• Data:

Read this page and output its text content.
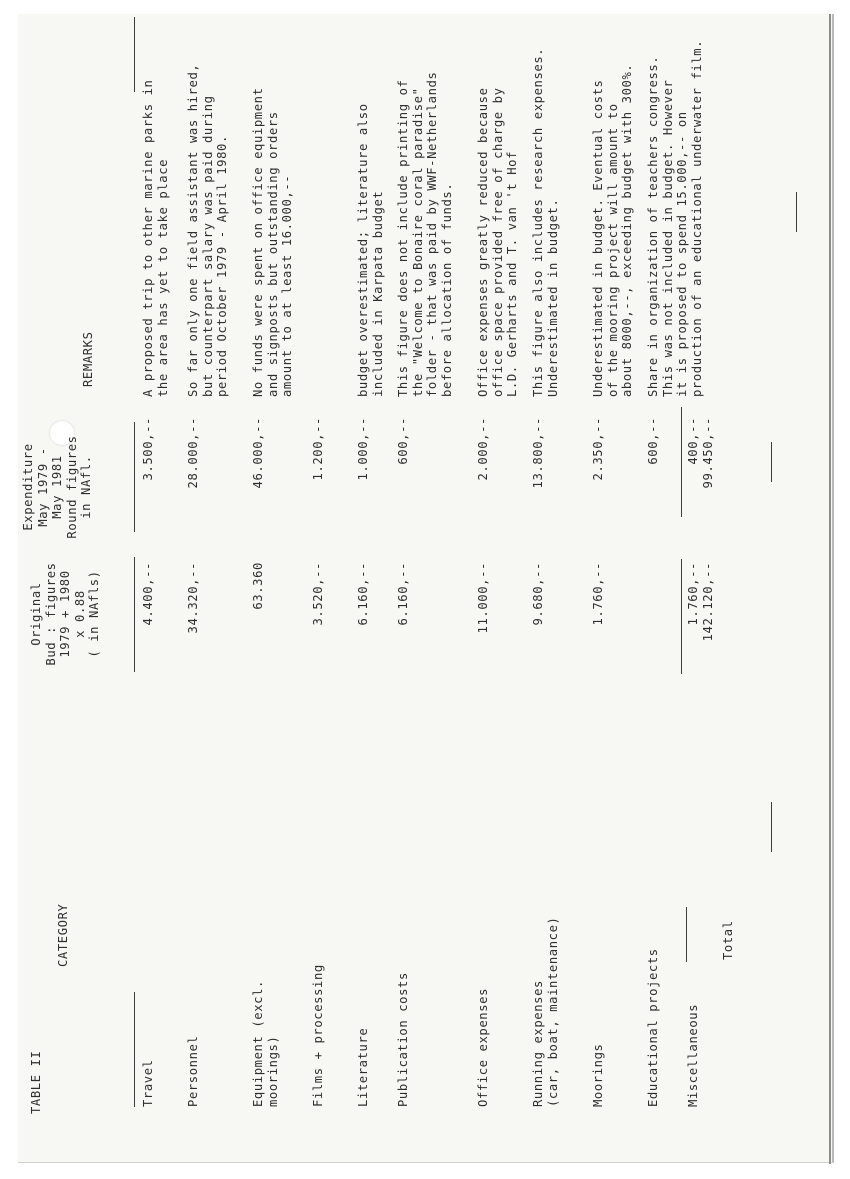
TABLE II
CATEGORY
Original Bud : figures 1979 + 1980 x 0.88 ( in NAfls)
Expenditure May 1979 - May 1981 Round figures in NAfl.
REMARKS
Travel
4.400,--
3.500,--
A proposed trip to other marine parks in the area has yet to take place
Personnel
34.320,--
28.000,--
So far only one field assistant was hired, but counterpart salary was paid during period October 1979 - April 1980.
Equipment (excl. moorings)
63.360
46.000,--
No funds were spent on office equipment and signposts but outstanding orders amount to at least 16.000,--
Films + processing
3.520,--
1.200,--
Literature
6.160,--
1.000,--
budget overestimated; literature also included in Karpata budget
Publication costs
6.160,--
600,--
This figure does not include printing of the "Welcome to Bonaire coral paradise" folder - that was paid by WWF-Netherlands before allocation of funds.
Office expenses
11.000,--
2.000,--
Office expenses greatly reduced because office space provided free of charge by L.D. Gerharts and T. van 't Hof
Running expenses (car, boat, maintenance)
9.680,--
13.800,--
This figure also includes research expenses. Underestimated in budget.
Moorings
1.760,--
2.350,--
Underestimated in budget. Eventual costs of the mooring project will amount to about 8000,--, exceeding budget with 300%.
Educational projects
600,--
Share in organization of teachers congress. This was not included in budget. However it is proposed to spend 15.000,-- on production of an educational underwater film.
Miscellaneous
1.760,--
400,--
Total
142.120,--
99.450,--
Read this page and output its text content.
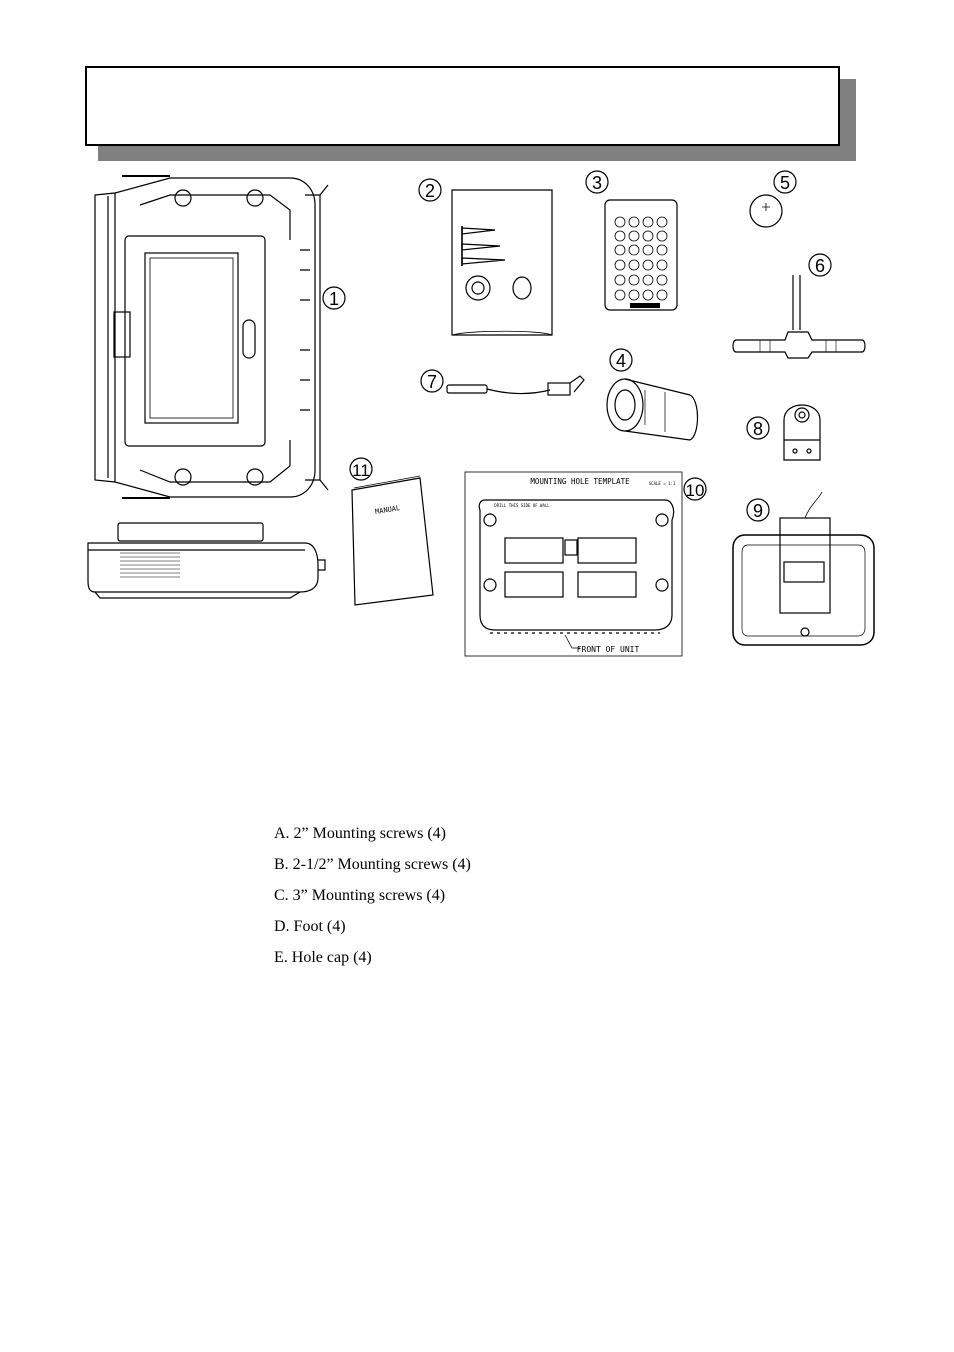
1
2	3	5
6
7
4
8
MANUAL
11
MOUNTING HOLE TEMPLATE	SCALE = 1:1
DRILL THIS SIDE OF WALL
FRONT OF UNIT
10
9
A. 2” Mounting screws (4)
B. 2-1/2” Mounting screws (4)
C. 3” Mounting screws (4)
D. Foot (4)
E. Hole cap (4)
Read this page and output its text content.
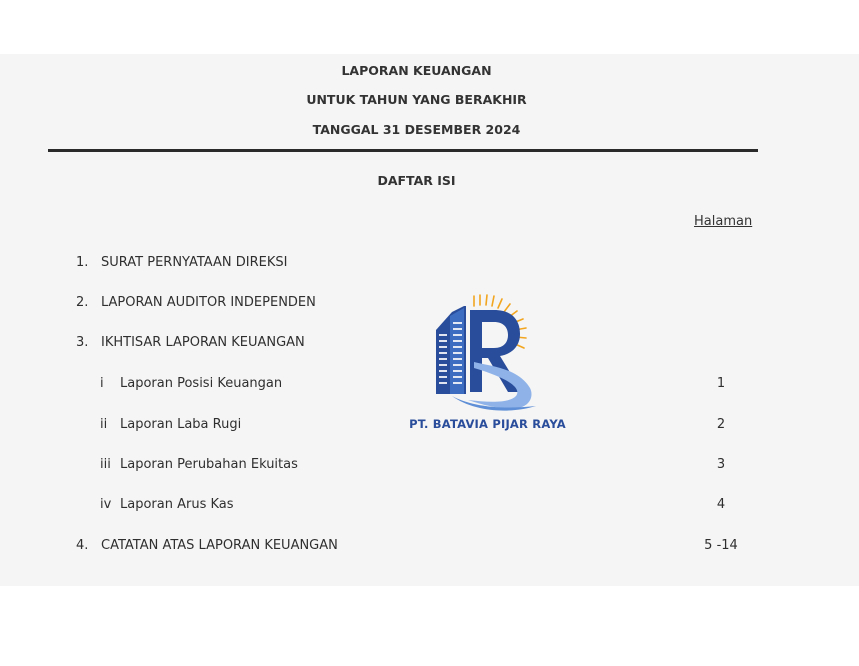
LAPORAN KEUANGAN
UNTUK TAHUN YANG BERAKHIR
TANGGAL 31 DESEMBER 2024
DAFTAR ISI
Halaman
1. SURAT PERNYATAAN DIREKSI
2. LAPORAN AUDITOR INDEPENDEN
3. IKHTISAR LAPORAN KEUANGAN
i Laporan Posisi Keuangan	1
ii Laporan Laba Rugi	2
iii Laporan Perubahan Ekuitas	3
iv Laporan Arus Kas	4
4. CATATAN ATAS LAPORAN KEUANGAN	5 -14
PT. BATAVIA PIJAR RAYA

• Objective: Retype each record exactly as it stands, but do not include the pictures.

• Output of the exercise:
Read this page and output its text content.
TABLE II
CATEGORY
Original Bud : figures 1979 + 1980 x 0.88 ( in NAfls)
Expenditure May 1979 - May 1981 Round figures in NAfl.
REMARKS
Travel
4.400,--
3.500,--
A proposed trip to other marine parks in the area has yet to take place
Personnel
34.320,--
28.000,--
So far only one field assistant was hired, but counterpart salary was paid during period October 1979 - April 1980.
Equipment (excl. moorings)
63.360
46.000,--
No funds were spent on office equipment and signposts but outstanding orders amount to at least 16.000,--
Films + processing
3.520,--
1.200,--
Literature
6.160,--
1.000,--
budget overestimated; literature also included in Karpata budget
Publication costs
6.160,--
600,--
This figure does not include printing of the "Welcome to Bonaire coral paradise" folder - that was paid by WWF-Netherlands before allocation of funds.
Office expenses
11.000,--
2.000,--
Office expenses greatly reduced because office space provided free of charge by L.D. Gerharts and T. van 't Hof
Running expenses (car, boat, maintenance)
9.680,--
13.800,--
This figure also includes research expenses. Underestimated in budget.
Moorings
1.760,--
2.350,--
Underestimated in budget. Eventual costs of the mooring project will amount to about 8000,--, exceeding budget with 300%.
Educational projects
600,--
Share in organization of teachers congress. This was not included in budget. However it is proposed to spend 15.000,-- on production of an educational underwater film.
Miscellaneous
1.760,--
400,--
Total
142.120,--
99.450,--
Read this page and output its text content.
1
2	3	5
6
7
4
8
MANUAL
11
MOUNTING HOLE TEMPLATE	SCALE = 1:1
DRILL THIS SIDE OF WALL
FRONT OF UNIT
10
9
A. 2” Mounting screws (4)
B. 2-1/2” Mounting screws (4)
C. 3” Mounting screws (4)
D. Foot (4)
E. Hole cap (4)
Read this page and output its text content.
LAPORAN KEUANGAN
UNTUK TAHUN YANG BERAKHIR
TANGGAL 31 DESEMBER 2024
DAFTAR ISI
Halaman
1. SURAT PERNYATAAN DIREKSI
2. LAPORAN AUDITOR INDEPENDEN
3. IKHTISAR LAPORAN KEUANGAN
i Laporan Posisi Keuangan	1
ii Laporan Laba Rugi	2
iii Laporan Perubahan Ekuitas	3
iv Laporan Arus Kas	4
4. CATATAN ATAS LAPORAN KEUANGAN	5 -14
PT. BATAVIA PIJAR RAYA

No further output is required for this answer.